* [Objective]:
What is the number of lines in these entries that contain "until"? State it alone.

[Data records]
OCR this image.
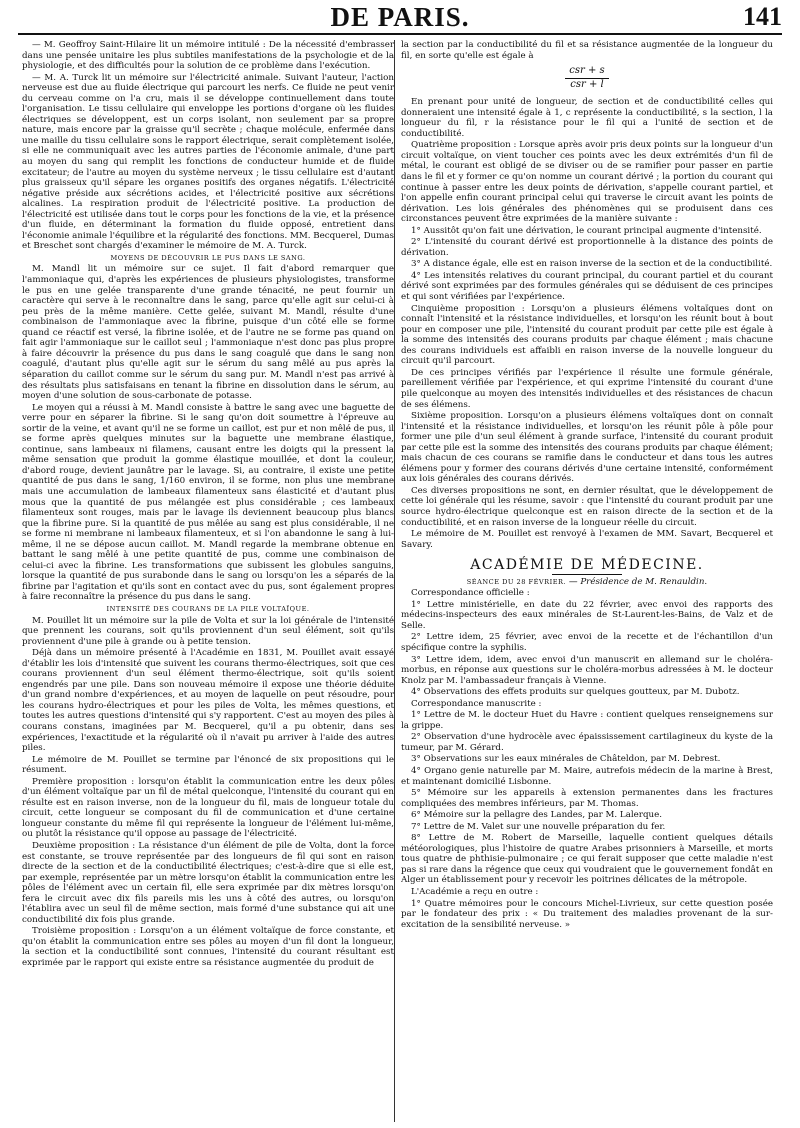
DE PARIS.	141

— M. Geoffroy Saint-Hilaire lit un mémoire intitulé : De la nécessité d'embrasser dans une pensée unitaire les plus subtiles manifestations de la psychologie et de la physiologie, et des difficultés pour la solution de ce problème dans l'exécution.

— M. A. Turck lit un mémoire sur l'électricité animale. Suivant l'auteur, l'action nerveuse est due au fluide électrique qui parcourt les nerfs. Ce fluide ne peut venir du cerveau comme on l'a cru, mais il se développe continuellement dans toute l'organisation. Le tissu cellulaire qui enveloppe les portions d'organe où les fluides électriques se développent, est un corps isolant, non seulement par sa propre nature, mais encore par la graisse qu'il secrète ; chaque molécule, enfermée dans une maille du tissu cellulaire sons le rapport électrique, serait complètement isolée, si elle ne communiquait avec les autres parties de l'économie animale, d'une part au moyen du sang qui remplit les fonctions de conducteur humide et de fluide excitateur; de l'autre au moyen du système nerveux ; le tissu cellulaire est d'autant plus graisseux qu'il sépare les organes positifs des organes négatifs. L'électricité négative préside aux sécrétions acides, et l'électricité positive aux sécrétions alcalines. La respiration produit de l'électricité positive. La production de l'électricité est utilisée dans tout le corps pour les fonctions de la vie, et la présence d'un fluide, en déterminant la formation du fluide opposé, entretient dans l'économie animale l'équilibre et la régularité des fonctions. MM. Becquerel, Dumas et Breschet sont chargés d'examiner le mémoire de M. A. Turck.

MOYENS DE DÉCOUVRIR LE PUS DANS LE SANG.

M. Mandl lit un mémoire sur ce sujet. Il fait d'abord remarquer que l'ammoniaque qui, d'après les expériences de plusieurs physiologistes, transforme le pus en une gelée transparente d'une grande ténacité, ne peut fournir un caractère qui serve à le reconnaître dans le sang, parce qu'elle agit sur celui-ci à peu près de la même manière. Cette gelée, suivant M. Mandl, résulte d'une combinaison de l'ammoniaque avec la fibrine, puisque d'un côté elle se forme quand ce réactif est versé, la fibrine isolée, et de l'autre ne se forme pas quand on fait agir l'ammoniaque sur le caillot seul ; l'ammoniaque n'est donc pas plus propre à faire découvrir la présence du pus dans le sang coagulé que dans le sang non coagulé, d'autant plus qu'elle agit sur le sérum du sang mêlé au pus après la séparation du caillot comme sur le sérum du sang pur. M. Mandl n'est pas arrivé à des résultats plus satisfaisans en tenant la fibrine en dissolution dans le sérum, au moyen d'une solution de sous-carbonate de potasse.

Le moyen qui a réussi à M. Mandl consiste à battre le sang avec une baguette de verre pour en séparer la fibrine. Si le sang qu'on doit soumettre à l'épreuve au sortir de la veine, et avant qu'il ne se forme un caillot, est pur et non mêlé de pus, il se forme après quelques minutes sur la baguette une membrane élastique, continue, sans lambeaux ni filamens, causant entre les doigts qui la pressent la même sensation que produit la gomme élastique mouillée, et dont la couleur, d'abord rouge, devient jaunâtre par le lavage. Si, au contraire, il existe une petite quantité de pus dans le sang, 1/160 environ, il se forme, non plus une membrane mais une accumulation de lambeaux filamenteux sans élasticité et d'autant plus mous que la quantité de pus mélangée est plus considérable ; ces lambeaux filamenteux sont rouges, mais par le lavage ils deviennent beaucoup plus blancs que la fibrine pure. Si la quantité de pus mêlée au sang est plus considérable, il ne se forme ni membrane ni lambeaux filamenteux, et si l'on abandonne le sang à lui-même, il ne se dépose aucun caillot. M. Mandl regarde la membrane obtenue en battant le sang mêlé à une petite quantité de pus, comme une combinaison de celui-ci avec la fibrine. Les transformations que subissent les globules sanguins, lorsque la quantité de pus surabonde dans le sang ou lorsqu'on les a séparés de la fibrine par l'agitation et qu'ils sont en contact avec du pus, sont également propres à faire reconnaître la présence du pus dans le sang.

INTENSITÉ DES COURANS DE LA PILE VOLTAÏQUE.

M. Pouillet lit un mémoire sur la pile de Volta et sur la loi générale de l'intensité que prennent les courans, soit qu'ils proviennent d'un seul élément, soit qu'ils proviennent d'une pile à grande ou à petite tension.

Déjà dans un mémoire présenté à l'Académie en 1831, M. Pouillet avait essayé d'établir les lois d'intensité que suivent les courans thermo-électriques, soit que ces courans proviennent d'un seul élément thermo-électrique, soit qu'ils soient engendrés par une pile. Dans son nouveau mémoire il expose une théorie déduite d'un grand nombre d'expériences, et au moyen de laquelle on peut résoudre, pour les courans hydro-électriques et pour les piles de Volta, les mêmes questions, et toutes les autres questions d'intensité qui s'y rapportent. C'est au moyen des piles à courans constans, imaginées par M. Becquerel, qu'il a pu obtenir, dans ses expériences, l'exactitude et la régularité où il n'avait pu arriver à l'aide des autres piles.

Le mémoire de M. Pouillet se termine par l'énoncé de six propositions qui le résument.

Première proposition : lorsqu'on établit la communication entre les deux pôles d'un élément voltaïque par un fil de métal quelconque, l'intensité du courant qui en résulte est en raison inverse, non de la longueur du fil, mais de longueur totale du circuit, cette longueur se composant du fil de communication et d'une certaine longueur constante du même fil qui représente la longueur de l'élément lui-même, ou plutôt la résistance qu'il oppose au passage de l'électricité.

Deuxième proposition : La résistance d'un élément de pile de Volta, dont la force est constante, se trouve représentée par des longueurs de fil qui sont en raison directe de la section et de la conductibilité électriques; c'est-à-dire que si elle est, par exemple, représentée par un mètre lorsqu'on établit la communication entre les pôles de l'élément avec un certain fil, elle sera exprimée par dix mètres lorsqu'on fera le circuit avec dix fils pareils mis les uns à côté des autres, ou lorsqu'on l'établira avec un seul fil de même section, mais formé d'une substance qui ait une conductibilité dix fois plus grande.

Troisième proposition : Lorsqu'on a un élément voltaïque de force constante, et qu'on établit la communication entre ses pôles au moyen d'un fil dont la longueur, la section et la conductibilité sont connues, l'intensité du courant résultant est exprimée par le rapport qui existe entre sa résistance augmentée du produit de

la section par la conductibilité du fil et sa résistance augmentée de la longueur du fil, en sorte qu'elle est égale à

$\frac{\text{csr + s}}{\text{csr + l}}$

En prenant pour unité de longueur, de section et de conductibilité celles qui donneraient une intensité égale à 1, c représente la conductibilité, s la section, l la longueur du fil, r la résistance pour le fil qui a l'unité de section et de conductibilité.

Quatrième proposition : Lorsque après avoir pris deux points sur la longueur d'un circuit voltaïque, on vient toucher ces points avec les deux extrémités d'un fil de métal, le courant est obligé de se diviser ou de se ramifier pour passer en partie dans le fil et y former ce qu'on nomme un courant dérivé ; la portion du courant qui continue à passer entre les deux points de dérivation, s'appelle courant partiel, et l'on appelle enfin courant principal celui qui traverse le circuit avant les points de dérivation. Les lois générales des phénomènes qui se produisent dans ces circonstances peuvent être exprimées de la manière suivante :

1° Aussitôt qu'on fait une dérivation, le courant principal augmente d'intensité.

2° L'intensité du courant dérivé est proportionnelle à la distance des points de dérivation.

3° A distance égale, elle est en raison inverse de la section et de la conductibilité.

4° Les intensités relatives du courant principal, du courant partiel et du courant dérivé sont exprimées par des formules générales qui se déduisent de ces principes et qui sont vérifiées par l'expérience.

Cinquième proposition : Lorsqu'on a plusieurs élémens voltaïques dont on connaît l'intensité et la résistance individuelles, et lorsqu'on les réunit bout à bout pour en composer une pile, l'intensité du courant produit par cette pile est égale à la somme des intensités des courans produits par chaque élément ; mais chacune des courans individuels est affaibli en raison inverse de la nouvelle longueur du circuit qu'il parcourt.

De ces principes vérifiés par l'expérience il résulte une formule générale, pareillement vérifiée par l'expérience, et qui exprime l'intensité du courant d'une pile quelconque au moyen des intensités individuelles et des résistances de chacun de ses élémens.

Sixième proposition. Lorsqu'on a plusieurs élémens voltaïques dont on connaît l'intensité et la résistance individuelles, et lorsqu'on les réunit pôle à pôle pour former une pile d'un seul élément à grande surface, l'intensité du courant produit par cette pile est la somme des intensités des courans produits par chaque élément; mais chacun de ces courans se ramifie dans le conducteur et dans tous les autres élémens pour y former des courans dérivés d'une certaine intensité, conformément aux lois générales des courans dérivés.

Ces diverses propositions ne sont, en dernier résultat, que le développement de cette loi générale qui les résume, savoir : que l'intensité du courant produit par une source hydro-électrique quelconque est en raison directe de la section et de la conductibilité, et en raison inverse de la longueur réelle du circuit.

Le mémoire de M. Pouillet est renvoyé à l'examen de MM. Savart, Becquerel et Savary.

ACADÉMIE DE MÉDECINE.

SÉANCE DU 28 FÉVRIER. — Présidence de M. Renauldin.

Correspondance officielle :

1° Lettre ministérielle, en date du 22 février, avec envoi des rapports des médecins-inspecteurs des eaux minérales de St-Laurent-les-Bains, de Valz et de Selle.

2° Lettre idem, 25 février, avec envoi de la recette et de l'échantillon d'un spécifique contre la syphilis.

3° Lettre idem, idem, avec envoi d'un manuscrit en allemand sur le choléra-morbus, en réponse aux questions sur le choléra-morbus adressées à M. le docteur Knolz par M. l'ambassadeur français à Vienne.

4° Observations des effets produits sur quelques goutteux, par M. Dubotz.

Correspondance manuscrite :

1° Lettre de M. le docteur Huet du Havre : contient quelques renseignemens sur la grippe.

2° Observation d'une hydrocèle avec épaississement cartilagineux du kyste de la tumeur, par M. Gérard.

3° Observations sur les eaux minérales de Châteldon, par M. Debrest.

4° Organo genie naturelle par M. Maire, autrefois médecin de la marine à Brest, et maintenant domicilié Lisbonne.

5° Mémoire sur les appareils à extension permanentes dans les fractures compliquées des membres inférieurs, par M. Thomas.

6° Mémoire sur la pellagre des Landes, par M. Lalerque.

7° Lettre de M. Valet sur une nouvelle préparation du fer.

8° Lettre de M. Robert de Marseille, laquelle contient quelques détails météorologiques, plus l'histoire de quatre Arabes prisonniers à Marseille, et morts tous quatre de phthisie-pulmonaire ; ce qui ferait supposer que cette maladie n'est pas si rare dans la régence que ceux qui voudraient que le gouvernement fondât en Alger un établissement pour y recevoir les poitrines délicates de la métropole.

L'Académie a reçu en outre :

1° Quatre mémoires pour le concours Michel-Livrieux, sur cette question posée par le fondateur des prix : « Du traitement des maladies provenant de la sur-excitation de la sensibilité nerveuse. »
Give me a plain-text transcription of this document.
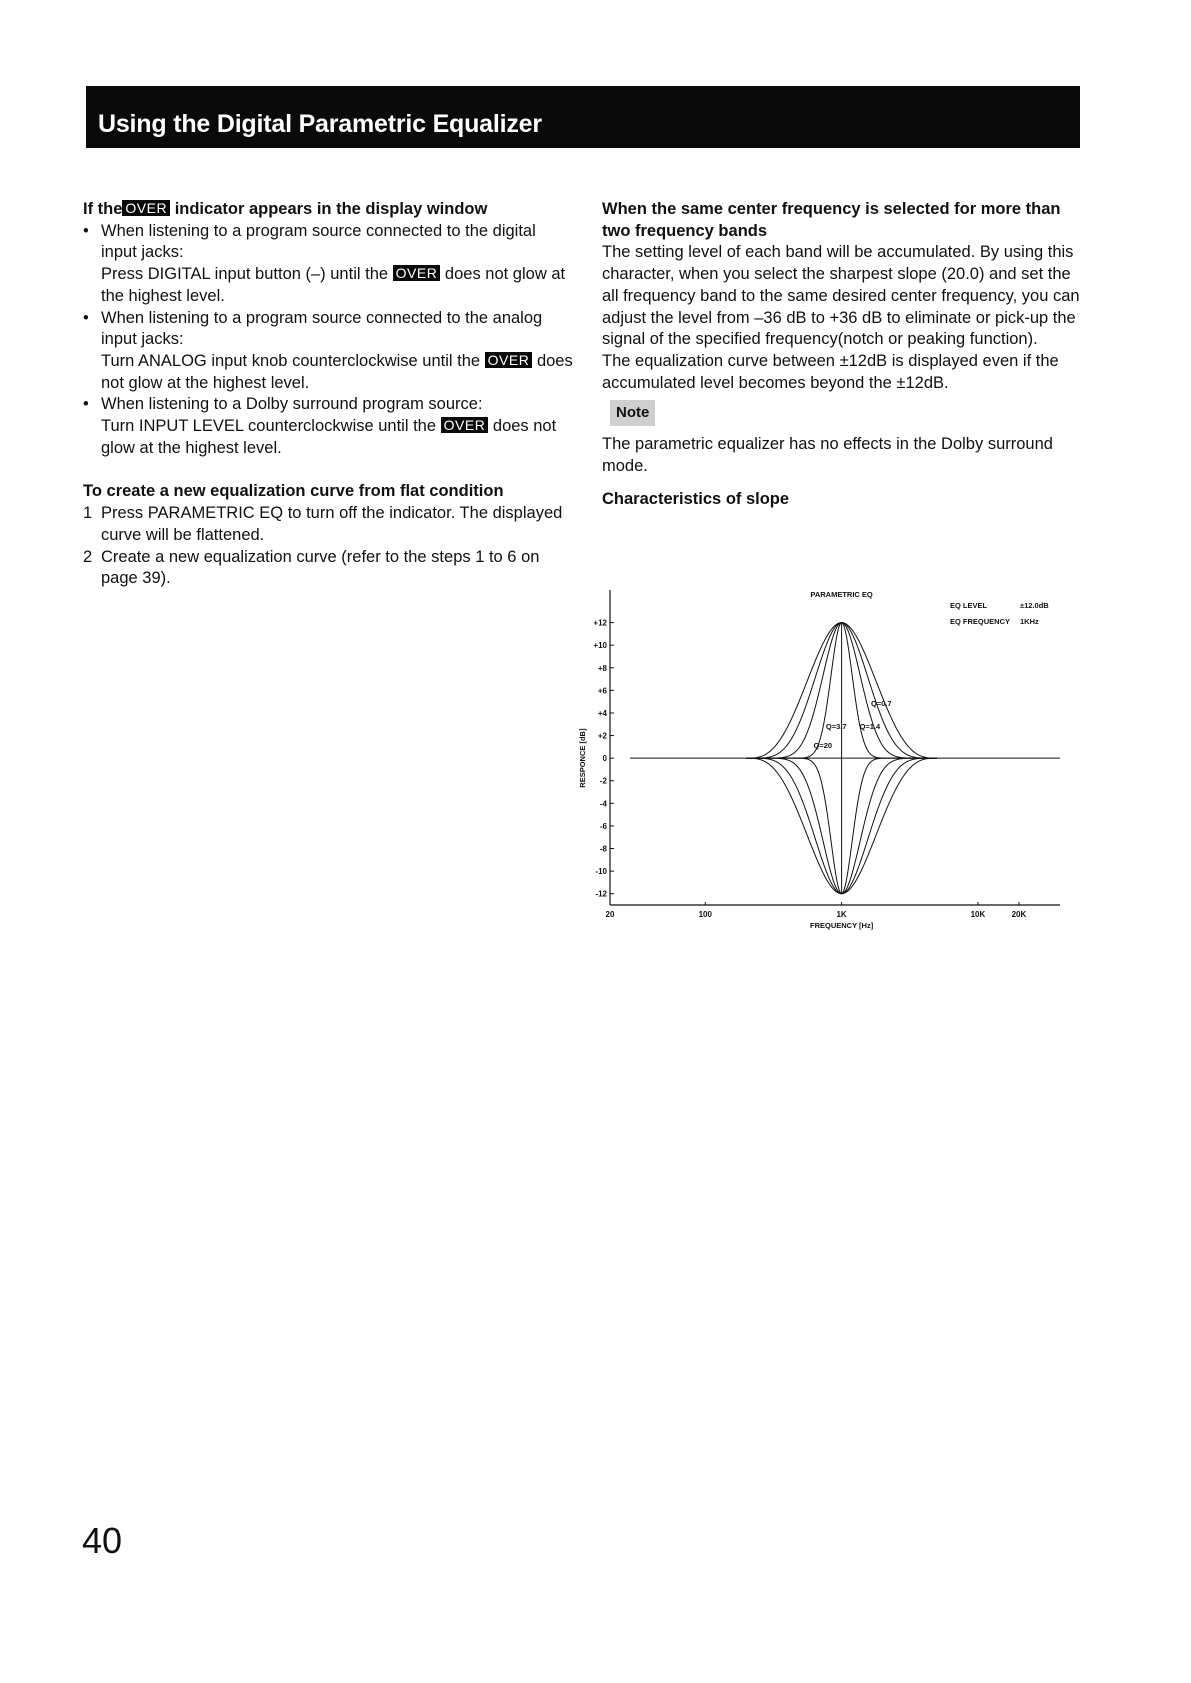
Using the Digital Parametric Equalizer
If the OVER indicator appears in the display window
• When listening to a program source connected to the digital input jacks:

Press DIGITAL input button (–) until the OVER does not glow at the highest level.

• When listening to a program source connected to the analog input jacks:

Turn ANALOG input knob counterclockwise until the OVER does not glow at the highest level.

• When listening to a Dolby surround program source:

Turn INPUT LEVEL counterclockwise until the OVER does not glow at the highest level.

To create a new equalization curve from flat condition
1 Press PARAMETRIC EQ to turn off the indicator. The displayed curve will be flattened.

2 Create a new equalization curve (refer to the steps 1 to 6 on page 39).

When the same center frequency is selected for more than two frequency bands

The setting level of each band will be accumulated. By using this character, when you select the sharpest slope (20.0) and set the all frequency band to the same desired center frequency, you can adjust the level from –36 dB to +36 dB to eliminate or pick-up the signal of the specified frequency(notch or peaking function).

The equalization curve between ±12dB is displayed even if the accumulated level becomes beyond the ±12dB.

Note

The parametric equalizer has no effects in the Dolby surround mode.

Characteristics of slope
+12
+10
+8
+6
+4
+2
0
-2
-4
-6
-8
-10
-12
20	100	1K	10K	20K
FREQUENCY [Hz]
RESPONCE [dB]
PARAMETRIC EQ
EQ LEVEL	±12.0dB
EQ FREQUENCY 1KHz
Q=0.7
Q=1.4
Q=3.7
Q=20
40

* [Solution for this exercise]:
3